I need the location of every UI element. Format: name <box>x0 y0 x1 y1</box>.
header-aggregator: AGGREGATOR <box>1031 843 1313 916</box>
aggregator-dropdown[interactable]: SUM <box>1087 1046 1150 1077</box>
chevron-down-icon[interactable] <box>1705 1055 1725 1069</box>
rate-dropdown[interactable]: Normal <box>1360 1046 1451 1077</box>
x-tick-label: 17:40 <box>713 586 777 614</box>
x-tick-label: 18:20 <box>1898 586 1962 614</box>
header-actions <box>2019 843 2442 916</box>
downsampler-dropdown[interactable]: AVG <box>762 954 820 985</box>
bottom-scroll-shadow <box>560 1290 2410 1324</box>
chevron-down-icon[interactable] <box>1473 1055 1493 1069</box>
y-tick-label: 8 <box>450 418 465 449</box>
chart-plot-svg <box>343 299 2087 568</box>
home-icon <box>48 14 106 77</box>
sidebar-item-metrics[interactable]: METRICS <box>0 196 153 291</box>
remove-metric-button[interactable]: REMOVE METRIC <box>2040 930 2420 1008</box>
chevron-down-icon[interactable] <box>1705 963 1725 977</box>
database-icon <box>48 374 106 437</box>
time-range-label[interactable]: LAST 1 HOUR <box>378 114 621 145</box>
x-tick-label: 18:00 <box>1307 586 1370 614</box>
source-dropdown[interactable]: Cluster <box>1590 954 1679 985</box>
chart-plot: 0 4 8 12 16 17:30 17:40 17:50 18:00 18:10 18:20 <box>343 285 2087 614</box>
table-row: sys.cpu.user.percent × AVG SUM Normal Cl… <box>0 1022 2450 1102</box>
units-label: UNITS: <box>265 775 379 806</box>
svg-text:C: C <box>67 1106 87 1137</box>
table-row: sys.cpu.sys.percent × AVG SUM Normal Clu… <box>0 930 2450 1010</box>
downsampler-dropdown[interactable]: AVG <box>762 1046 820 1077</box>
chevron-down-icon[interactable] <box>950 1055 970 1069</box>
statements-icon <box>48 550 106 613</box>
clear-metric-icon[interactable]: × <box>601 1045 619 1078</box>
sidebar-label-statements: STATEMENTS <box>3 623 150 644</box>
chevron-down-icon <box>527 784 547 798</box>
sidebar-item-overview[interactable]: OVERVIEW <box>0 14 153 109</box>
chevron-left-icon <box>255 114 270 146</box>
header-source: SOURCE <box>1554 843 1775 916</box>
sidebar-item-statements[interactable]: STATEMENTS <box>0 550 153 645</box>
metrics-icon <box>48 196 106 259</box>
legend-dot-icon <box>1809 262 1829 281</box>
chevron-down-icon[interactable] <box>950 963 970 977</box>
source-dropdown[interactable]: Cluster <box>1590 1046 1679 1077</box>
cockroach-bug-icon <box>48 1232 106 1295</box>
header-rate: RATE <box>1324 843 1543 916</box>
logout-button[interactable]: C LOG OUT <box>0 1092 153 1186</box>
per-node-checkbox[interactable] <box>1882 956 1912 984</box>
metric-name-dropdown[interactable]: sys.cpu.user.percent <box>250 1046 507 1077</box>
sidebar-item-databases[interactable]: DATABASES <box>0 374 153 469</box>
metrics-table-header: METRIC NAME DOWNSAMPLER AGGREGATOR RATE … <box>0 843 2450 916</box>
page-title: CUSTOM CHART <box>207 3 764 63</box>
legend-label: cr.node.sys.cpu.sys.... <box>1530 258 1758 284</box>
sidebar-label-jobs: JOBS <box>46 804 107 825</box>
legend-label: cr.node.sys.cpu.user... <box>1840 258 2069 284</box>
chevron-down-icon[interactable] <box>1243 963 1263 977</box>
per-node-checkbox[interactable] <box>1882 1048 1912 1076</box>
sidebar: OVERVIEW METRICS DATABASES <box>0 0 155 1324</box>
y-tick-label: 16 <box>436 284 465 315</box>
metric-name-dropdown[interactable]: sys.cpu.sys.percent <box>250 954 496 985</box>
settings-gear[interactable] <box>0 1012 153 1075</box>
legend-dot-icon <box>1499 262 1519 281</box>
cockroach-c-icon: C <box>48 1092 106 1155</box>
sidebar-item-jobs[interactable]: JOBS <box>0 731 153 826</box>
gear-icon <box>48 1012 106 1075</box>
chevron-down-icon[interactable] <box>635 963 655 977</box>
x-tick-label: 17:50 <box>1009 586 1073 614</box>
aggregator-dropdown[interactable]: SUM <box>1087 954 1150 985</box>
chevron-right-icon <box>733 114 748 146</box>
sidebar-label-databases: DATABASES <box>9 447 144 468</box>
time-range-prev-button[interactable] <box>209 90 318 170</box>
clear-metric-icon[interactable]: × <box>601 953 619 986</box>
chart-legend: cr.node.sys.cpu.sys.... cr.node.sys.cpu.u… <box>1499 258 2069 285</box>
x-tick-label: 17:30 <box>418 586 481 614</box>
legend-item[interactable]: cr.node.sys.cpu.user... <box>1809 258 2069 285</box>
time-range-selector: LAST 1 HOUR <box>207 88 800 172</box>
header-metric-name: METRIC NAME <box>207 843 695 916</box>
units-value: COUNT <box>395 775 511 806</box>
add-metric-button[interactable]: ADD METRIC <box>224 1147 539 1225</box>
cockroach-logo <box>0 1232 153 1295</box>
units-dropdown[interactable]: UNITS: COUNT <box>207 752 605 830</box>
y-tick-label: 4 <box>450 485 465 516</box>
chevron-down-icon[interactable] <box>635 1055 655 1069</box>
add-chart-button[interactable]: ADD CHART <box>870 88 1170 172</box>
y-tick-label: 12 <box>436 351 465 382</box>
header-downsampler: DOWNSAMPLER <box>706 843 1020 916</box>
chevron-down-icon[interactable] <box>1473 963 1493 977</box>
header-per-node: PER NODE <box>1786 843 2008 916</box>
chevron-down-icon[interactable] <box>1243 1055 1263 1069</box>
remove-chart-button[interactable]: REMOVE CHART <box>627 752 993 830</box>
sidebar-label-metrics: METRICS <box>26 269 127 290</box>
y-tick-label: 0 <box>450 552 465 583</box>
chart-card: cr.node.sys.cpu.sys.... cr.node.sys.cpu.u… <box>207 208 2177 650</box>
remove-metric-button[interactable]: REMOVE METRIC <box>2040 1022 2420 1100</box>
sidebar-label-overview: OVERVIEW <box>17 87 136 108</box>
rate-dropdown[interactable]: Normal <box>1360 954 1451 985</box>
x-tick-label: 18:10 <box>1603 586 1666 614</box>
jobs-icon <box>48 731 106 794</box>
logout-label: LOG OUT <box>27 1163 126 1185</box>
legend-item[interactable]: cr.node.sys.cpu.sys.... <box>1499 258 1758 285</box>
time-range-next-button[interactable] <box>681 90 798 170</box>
* * * * *
AIM OF THE TASK ::
Return the whole listing above verbatim, every line from first to last, with nothing changed.

TASK ANSWER ::
I need the location of every UI element. Format: name <box>x0 y0 x1 y1</box>.
header-aggregator: AGGREGATOR <box>1031 843 1313 916</box>
aggregator-dropdown[interactable]: SUM <box>1087 1046 1150 1077</box>
chevron-down-icon[interactable] <box>1705 1055 1725 1069</box>
rate-dropdown[interactable]: Normal <box>1360 1046 1451 1077</box>
x-tick-label: 17:40 <box>713 586 777 614</box>
x-tick-label: 18:20 <box>1898 586 1962 614</box>
header-actions <box>2019 843 2442 916</box>
downsampler-dropdown[interactable]: AVG <box>762 954 820 985</box>
bottom-scroll-shadow <box>560 1290 2410 1324</box>
chevron-down-icon[interactable] <box>1473 1055 1493 1069</box>
y-tick-label: 8 <box>450 418 465 449</box>
chart-plot-svg <box>343 299 2087 568</box>
home-icon <box>48 14 106 77</box>
sidebar-item-metrics[interactable]: METRICS <box>0 196 153 291</box>
remove-metric-button[interactable]: REMOVE METRIC <box>2040 930 2420 1008</box>
chevron-down-icon[interactable] <box>1705 963 1725 977</box>
database-icon <box>48 374 106 437</box>
time-range-label[interactable]: LAST 1 HOUR <box>378 114 621 145</box>
x-tick-label: 18:00 <box>1307 586 1370 614</box>
source-dropdown[interactable]: Cluster <box>1590 954 1679 985</box>
chart-plot: 0 4 8 12 16 17:30 17:40 17:50 18:00 18:10 18:20 <box>343 285 2087 614</box>
table-row: sys.cpu.user.percent × AVG SUM Normal Cl… <box>0 1022 2450 1102</box>
units-label: UNITS: <box>265 775 379 806</box>
svg-text:C: C <box>67 1106 87 1137</box>
table-row: sys.cpu.sys.percent × AVG SUM Normal Clu… <box>0 930 2450 1010</box>
downsampler-dropdown[interactable]: AVG <box>762 1046 820 1077</box>
chevron-down-icon[interactable] <box>950 1055 970 1069</box>
statements-icon <box>48 550 106 613</box>
clear-metric-icon[interactable]: × <box>601 1045 619 1078</box>
sidebar-label-statements: STATEMENTS <box>3 623 150 644</box>
chevron-down-icon <box>527 784 547 798</box>
sidebar-item-overview[interactable]: OVERVIEW <box>0 14 153 109</box>
chevron-left-icon <box>255 114 270 146</box>
header-source: SOURCE <box>1554 843 1775 916</box>
sidebar-item-statements[interactable]: STATEMENTS <box>0 550 153 645</box>
metrics-icon <box>48 196 106 259</box>
legend-dot-icon <box>1809 262 1829 281</box>
chevron-down-icon[interactable] <box>950 963 970 977</box>
source-dropdown[interactable]: Cluster <box>1590 1046 1679 1077</box>
cockroach-bug-icon <box>48 1232 106 1295</box>
header-rate: RATE <box>1324 843 1543 916</box>
logout-button[interactable]: C LOG OUT <box>0 1092 153 1186</box>
per-node-checkbox[interactable] <box>1882 956 1912 984</box>
metric-name-dropdown[interactable]: sys.cpu.user.percent <box>250 1046 507 1077</box>
sidebar-item-databases[interactable]: DATABASES <box>0 374 153 469</box>
metrics-table-header: METRIC NAME DOWNSAMPLER AGGREGATOR RATE … <box>0 843 2450 916</box>
page-title: CUSTOM CHART <box>207 3 764 63</box>
legend-label: cr.node.sys.cpu.sys.... <box>1530 258 1758 284</box>
sidebar-label-jobs: JOBS <box>46 804 107 825</box>
legend-label: cr.node.sys.cpu.user... <box>1840 258 2069 284</box>
chevron-down-icon[interactable] <box>1243 963 1263 977</box>
per-node-checkbox[interactable] <box>1882 1048 1912 1076</box>
sidebar: OVERVIEW METRICS DATABASES <box>0 0 155 1324</box>
y-tick-label: 16 <box>436 284 465 315</box>
metric-name-dropdown[interactable]: sys.cpu.sys.percent <box>250 954 496 985</box>
settings-gear[interactable] <box>0 1012 153 1075</box>
legend-dot-icon <box>1499 262 1519 281</box>
cockroach-c-icon: C <box>48 1092 106 1155</box>
sidebar-item-jobs[interactable]: JOBS <box>0 731 153 826</box>
gear-icon <box>48 1012 106 1075</box>
chevron-down-icon[interactable] <box>635 963 655 977</box>
x-tick-label: 17:50 <box>1009 586 1073 614</box>
aggregator-dropdown[interactable]: SUM <box>1087 954 1150 985</box>
chevron-right-icon <box>733 114 748 146</box>
sidebar-label-databases: DATABASES <box>9 447 144 468</box>
time-range-prev-button[interactable] <box>209 90 318 170</box>
clear-metric-icon[interactable]: × <box>601 953 619 986</box>
chart-legend: cr.node.sys.cpu.sys.... cr.node.sys.cpu.u… <box>1499 258 2069 285</box>
x-tick-label: 17:30 <box>418 586 481 614</box>
legend-item[interactable]: cr.node.sys.cpu.user... <box>1809 258 2069 285</box>
time-range-selector: LAST 1 HOUR <box>207 88 800 172</box>
header-metric-name: METRIC NAME <box>207 843 695 916</box>
units-value: COUNT <box>395 775 511 806</box>
add-metric-button[interactable]: ADD METRIC <box>224 1147 539 1225</box>
cockroach-logo <box>0 1232 153 1295</box>
units-dropdown[interactable]: UNITS: COUNT <box>207 752 605 830</box>
y-tick-label: 4 <box>450 485 465 516</box>
chevron-down-icon[interactable] <box>635 1055 655 1069</box>
add-chart-button[interactable]: ADD CHART <box>870 88 1170 172</box>
y-tick-label: 12 <box>436 351 465 382</box>
header-downsampler: DOWNSAMPLER <box>706 843 1020 916</box>
chevron-down-icon[interactable] <box>1473 963 1493 977</box>
header-per-node: PER NODE <box>1786 843 2008 916</box>
chevron-down-icon[interactable] <box>1243 1055 1263 1069</box>
remove-chart-button[interactable]: REMOVE CHART <box>627 752 993 830</box>
sidebar-label-metrics: METRICS <box>26 269 127 290</box>
y-tick-label: 0 <box>450 552 465 583</box>
chart-card: cr.node.sys.cpu.sys.... cr.node.sys.cpu.u… <box>207 208 2177 650</box>
remove-metric-button[interactable]: REMOVE METRIC <box>2040 1022 2420 1100</box>
sidebar-label-overview: OVERVIEW <box>17 87 136 108</box>
rate-dropdown[interactable]: Normal <box>1360 954 1451 985</box>
x-tick-label: 18:10 <box>1603 586 1666 614</box>
jobs-icon <box>48 731 106 794</box>
logout-label: LOG OUT <box>27 1163 126 1185</box>
legend-item[interactable]: cr.node.sys.cpu.sys.... <box>1499 258 1758 285</box>
time-range-next-button[interactable] <box>681 90 798 170</box>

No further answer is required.